● **Task requirements**
Work out how many lines in the listing below include the word "venne". Give nothing but the number.

● **Items listed in a dataset**
____

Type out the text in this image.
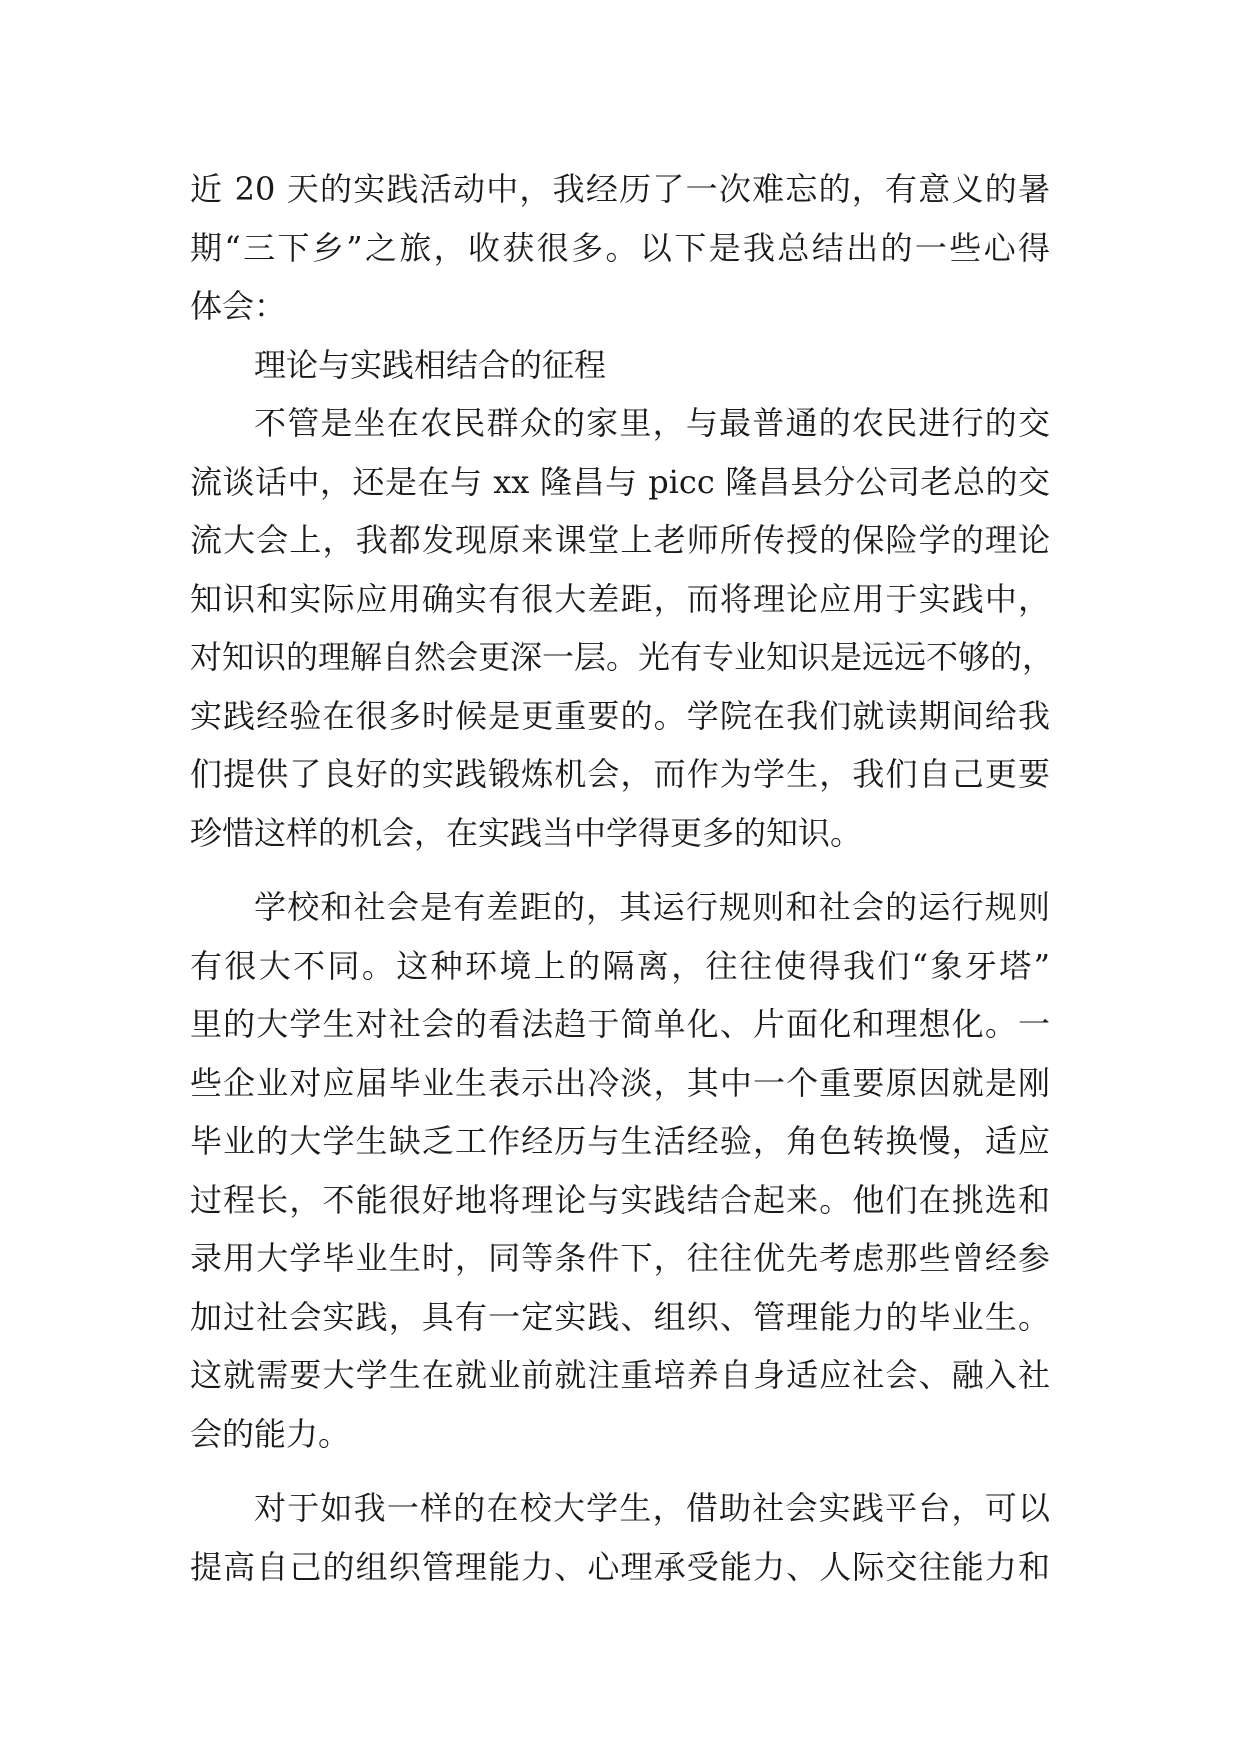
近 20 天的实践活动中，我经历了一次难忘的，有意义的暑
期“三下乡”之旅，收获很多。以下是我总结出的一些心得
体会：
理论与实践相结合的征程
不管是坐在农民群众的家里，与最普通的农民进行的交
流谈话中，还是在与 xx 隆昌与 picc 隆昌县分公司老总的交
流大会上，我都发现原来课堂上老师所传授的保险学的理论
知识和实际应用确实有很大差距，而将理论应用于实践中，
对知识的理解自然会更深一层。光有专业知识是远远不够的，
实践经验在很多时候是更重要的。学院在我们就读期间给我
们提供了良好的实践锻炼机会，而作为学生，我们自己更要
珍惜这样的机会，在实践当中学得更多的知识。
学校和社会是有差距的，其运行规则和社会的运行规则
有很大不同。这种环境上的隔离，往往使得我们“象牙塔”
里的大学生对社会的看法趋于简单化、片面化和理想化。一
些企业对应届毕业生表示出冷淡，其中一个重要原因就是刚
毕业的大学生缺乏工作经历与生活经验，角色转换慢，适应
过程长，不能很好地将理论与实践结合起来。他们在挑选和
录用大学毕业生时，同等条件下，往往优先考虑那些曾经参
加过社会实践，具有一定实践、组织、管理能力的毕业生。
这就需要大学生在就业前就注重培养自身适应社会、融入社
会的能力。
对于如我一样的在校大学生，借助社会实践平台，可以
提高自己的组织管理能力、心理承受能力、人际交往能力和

____

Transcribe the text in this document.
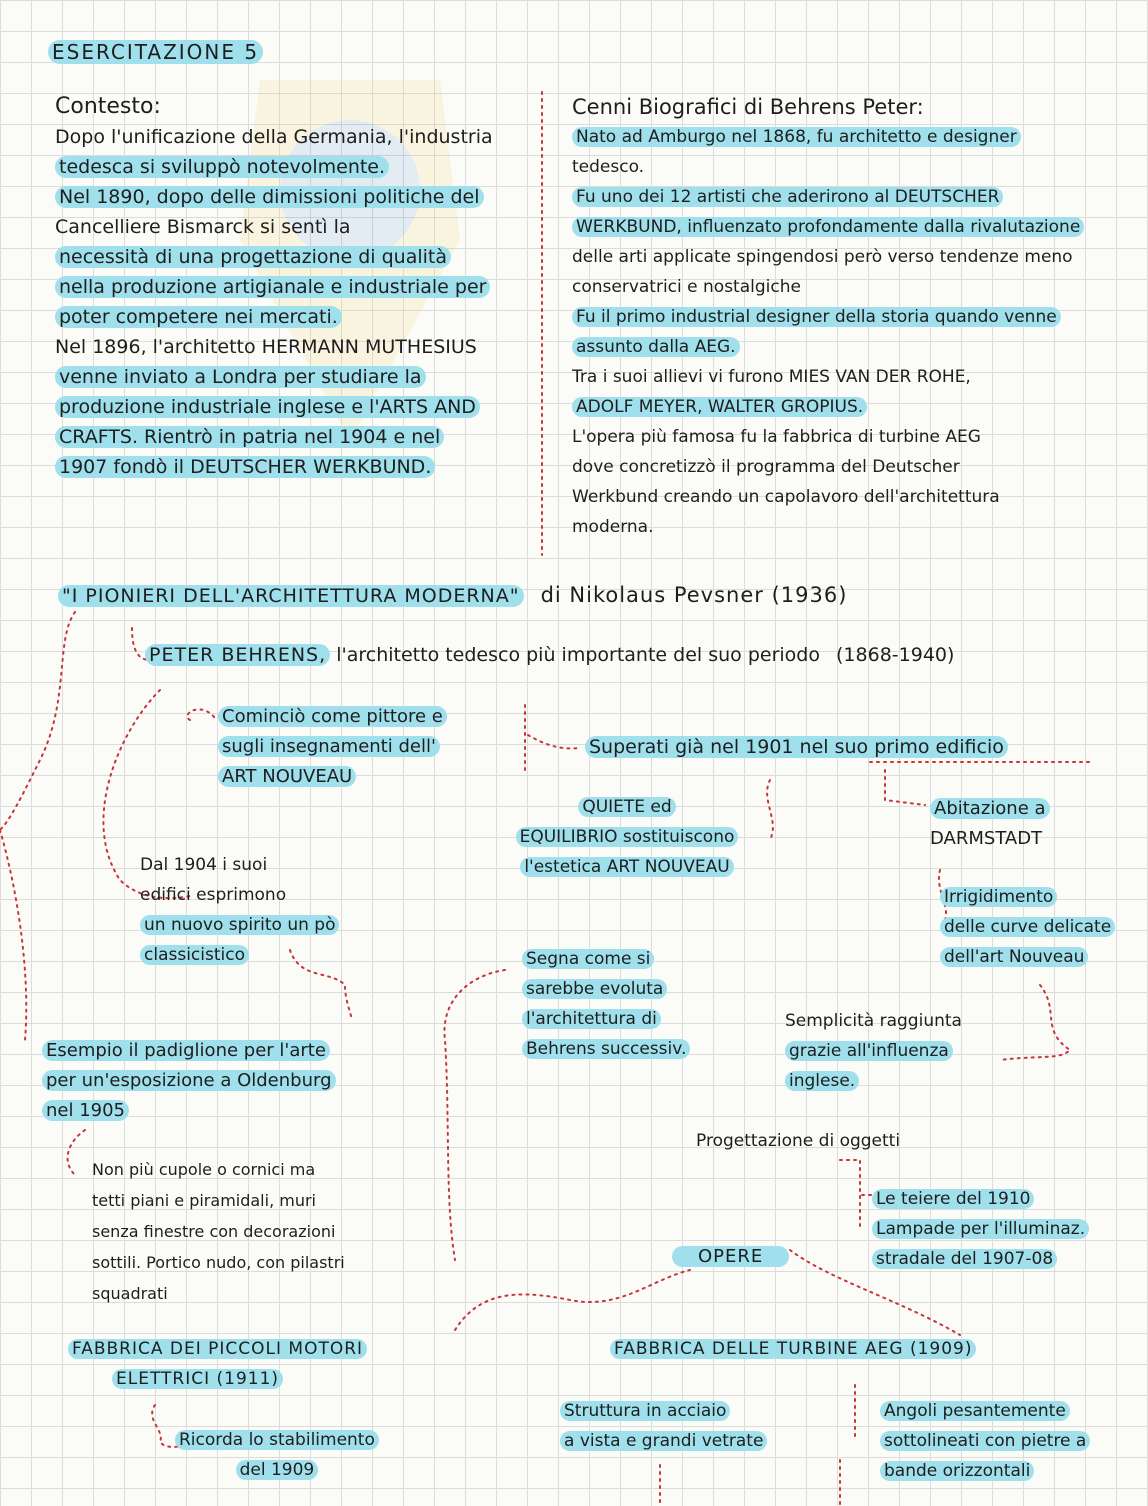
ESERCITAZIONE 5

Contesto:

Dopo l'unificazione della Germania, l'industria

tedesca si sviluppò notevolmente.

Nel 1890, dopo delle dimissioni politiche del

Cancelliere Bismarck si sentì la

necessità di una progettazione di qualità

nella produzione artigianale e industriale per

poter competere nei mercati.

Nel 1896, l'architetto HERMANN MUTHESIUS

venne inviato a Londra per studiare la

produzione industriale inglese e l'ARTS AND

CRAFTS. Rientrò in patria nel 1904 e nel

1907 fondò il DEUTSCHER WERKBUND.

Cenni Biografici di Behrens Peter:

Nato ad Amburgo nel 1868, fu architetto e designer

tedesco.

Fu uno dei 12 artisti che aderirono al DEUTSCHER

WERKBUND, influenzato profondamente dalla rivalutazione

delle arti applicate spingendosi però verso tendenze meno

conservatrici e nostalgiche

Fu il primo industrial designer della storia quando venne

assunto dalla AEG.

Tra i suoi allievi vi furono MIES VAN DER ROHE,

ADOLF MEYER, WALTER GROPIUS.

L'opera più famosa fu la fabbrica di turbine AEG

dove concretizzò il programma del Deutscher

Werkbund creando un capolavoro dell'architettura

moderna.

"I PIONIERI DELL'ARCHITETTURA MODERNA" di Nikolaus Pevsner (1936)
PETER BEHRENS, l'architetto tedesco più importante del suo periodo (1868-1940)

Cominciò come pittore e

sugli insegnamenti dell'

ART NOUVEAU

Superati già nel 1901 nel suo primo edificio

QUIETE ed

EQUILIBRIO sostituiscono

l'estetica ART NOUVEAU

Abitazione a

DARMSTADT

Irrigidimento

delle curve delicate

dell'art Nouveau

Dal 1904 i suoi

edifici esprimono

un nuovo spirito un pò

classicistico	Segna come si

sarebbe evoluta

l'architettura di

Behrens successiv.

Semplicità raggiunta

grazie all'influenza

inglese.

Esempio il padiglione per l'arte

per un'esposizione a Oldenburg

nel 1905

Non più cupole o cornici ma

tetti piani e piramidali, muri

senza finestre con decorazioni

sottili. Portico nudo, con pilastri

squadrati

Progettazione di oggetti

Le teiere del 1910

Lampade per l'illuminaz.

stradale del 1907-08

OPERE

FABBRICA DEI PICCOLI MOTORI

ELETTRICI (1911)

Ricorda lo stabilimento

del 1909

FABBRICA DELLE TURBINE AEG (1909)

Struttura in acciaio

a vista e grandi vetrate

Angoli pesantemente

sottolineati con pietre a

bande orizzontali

____

● **Written reply**
2